#### Stored data entries
-------

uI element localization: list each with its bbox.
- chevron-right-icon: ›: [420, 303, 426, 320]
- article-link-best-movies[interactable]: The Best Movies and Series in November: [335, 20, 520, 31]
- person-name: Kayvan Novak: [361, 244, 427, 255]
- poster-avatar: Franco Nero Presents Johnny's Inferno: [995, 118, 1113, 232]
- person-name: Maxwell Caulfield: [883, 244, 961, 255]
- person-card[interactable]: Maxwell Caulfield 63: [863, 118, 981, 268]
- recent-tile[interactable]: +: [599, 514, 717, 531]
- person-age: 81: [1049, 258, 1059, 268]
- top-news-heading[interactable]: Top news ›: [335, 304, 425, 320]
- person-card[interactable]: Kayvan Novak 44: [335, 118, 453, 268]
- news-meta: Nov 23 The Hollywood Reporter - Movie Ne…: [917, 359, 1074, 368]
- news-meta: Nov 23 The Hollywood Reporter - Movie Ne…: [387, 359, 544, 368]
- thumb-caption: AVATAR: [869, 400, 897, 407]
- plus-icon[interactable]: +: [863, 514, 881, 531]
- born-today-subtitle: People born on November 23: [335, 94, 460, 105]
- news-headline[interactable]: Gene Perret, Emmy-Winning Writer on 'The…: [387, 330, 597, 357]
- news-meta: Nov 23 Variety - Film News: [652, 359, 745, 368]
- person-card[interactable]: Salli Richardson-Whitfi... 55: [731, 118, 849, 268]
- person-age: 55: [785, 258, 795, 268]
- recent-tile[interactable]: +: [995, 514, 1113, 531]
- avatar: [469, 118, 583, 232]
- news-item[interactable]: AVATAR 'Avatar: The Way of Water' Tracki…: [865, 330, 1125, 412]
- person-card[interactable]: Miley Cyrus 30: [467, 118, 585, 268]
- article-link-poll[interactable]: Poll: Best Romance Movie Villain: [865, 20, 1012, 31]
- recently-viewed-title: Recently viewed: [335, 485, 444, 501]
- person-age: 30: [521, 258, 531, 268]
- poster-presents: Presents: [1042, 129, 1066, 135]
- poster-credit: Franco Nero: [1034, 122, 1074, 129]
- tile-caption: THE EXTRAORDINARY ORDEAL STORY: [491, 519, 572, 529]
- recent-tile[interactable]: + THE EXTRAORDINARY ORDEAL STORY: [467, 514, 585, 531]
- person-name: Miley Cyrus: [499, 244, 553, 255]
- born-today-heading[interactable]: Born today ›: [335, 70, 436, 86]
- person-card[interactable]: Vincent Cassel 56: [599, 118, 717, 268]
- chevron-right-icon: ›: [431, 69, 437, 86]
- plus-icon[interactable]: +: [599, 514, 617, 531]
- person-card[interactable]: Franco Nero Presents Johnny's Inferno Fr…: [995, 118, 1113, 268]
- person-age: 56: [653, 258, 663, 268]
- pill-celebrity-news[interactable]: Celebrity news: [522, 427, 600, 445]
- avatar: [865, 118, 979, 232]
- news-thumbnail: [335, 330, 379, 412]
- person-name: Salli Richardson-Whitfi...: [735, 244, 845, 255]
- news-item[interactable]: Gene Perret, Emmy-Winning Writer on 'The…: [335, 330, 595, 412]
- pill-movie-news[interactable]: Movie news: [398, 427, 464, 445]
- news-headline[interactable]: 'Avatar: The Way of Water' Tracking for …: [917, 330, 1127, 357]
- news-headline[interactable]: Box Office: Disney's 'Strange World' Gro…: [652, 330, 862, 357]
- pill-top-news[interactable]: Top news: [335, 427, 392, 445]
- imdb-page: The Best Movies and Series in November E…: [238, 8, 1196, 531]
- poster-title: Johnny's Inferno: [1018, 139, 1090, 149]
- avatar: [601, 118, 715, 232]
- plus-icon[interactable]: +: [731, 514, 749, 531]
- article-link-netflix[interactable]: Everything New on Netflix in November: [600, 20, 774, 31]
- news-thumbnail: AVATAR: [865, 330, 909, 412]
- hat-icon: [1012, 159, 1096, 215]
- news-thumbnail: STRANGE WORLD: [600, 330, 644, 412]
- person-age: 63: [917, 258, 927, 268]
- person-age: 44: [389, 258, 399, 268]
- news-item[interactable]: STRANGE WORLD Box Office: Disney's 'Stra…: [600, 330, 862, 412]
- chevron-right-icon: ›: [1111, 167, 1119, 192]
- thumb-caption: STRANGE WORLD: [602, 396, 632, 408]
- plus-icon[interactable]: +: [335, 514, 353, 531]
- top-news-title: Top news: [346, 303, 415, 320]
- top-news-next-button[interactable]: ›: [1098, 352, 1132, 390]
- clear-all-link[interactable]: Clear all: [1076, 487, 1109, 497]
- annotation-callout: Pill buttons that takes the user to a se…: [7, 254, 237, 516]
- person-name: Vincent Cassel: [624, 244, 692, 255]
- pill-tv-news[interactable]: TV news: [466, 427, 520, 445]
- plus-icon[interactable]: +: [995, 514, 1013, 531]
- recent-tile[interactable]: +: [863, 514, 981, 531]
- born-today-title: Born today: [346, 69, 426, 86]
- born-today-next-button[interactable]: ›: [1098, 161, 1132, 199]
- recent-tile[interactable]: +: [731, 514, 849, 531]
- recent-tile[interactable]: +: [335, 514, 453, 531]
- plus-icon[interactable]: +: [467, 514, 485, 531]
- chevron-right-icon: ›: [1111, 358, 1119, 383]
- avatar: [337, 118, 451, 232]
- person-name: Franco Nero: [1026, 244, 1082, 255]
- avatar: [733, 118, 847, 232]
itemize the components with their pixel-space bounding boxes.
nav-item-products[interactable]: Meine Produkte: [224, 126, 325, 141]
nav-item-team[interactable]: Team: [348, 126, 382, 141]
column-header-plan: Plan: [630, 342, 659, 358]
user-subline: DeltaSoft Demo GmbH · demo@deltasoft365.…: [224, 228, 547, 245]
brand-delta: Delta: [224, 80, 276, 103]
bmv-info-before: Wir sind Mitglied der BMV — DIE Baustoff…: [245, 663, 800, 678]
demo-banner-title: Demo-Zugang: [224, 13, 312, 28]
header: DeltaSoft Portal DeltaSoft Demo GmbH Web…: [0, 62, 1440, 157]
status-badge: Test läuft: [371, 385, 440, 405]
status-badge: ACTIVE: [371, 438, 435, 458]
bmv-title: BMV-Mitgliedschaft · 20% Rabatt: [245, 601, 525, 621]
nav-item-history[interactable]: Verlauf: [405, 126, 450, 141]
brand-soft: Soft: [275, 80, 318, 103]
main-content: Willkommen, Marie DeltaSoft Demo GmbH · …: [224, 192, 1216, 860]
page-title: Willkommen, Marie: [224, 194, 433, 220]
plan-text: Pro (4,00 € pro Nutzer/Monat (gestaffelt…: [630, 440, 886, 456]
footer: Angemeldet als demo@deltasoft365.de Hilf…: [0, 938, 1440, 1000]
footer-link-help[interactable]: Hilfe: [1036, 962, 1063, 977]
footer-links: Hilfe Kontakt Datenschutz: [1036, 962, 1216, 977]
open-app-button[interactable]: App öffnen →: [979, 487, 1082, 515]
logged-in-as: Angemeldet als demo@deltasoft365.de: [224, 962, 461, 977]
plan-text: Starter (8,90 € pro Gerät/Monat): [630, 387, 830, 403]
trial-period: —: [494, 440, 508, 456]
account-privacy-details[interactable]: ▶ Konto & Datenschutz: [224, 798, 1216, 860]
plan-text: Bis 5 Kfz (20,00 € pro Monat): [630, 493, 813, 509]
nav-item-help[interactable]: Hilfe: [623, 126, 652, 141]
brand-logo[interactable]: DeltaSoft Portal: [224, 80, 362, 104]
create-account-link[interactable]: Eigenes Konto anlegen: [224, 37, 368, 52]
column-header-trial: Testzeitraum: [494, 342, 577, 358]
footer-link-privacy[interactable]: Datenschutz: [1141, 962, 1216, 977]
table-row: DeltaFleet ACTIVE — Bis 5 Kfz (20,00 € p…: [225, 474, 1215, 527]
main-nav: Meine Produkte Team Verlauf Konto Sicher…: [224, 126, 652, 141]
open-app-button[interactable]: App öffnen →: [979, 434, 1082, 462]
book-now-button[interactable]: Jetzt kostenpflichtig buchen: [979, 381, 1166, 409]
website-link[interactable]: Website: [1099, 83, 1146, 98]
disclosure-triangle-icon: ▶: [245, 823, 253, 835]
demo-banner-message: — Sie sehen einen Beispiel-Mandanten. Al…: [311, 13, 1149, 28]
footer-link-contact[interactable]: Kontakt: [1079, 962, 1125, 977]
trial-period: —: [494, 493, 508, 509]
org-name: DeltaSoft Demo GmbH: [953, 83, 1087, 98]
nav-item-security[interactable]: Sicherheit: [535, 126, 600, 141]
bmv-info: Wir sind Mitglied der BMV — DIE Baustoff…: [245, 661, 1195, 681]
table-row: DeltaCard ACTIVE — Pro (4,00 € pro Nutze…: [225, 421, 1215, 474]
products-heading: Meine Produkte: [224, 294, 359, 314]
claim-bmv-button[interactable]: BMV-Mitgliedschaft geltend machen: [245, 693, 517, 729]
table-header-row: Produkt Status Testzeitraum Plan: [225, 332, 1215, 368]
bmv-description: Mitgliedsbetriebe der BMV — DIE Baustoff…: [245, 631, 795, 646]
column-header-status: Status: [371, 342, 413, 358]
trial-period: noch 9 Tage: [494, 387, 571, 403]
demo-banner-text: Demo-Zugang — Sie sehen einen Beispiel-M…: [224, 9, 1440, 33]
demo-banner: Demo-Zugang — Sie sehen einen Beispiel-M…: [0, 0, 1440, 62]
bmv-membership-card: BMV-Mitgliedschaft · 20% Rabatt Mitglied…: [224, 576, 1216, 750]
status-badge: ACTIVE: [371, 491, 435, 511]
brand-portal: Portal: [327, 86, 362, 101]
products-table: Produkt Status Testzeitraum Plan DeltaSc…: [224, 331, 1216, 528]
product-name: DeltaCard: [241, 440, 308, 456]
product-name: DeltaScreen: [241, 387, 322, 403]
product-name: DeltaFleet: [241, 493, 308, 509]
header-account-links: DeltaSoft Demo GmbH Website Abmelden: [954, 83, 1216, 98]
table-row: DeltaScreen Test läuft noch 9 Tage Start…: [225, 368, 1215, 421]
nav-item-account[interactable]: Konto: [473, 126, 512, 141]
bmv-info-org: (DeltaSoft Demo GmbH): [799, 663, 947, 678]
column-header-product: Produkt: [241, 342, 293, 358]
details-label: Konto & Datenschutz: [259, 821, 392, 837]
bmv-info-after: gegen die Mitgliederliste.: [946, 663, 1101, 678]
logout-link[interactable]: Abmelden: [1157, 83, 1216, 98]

-------

The word "text" appears in how many lines of the data? Answer with only the number.

#### OUTPUT OF THE EXERCISE
4